## EXERCISE INSTRUCTIONS
Gather up the lines with the word "index" in them.

-- START OF EXTRACTED RECORDS --

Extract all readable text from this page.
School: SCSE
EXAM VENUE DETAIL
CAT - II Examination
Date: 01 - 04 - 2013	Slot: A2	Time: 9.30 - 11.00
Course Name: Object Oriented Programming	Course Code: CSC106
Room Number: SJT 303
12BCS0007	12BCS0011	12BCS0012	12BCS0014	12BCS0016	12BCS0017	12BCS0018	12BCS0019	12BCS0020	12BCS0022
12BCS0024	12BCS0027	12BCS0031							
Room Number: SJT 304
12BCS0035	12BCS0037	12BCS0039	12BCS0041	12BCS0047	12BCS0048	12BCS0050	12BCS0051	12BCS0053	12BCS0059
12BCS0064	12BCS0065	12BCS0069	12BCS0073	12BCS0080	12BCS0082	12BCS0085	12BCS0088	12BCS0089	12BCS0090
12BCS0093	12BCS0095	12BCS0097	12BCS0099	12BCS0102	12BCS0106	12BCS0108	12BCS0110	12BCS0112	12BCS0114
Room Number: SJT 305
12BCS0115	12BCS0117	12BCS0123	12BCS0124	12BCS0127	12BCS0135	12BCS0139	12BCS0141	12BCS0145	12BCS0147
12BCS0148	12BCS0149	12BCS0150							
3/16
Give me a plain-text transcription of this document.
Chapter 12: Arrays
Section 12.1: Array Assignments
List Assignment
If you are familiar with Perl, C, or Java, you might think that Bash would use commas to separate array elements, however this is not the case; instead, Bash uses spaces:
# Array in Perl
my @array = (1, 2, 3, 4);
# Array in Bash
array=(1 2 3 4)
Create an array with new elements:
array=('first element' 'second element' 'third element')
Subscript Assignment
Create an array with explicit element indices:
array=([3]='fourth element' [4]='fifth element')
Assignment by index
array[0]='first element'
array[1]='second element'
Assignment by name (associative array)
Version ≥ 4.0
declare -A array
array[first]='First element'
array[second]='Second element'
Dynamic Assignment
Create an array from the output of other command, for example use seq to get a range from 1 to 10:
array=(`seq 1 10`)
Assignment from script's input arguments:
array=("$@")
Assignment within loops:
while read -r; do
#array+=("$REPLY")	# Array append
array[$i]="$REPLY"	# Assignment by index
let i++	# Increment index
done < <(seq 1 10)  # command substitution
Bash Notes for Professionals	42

-- END OF EXTRACTED RECORDS --

## RESULT
Assignment by index
array[$i]="$REPLY"	# Assignment by index
let i++	# Increment index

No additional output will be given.